=== Material for the task ===

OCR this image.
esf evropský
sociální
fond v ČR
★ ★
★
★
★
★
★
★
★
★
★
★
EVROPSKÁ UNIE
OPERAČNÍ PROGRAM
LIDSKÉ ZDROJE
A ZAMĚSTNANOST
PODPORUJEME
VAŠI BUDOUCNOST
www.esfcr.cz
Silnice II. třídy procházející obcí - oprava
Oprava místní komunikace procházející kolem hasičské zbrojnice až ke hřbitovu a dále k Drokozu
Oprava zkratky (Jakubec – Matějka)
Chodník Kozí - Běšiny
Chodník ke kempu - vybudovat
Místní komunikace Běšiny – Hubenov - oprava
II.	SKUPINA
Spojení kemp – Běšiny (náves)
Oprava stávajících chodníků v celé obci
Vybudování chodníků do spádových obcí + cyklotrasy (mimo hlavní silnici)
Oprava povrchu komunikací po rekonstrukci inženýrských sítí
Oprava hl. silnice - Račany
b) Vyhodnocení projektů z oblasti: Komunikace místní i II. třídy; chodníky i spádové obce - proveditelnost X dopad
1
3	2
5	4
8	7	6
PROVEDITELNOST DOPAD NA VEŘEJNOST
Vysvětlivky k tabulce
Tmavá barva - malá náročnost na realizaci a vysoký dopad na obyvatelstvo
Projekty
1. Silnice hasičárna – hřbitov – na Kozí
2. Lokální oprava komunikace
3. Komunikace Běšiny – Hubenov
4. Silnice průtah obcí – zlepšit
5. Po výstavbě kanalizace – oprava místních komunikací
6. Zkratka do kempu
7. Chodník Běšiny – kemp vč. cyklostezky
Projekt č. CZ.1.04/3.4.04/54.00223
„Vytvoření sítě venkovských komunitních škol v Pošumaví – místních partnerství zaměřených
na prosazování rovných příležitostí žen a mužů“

===

### Objective
Restate all of the entries above precisely.

### Written solution
OCR this image.
esf evropský
sociální
fond v ČR
★ ★
★
★
★
★
★
★
★
★
★
★
EVROPSKÁ UNIE
OPERAČNÍ PROGRAM
LIDSKÉ ZDROJE
A ZAMĚSTNANOST
PODPORUJEME
VAŠI BUDOUCNOST
www.esfcr.cz
Silnice II. třídy procházející obcí - oprava
Oprava místní komunikace procházející kolem hasičské zbrojnice až ke hřbitovu a dále k Drokozu
Oprava zkratky (Jakubec – Matějka)
Chodník Kozí - Běšiny
Chodník ke kempu - vybudovat
Místní komunikace Běšiny – Hubenov - oprava
II.	SKUPINA
Spojení kemp – Běšiny (náves)
Oprava stávajících chodníků v celé obci
Vybudování chodníků do spádových obcí + cyklotrasy (mimo hlavní silnici)
Oprava povrchu komunikací po rekonstrukci inženýrských sítí
Oprava hl. silnice - Račany
b) Vyhodnocení projektů z oblasti: Komunikace místní i II. třídy; chodníky i spádové obce - proveditelnost X dopad
1
3	2
5	4
8	7	6
PROVEDITELNOST DOPAD NA VEŘEJNOST
Vysvětlivky k tabulce
Tmavá barva - malá náročnost na realizaci a vysoký dopad na obyvatelstvo
Projekty
1. Silnice hasičárna – hřbitov – na Kozí
2. Lokální oprava komunikace
3. Komunikace Běšiny – Hubenov
4. Silnice průtah obcí – zlepšit
5. Po výstavbě kanalizace – oprava místních komunikací
6. Zkratka do kempu
7. Chodník Běšiny – kemp vč. cyklostezky
Projekt č. CZ.1.04/3.4.04/54.00223
„Vytvoření sítě venkovských komunitních škol v Pošumaví – místních partnerství zaměřených
na prosazování rovných příležitostí žen a mužů“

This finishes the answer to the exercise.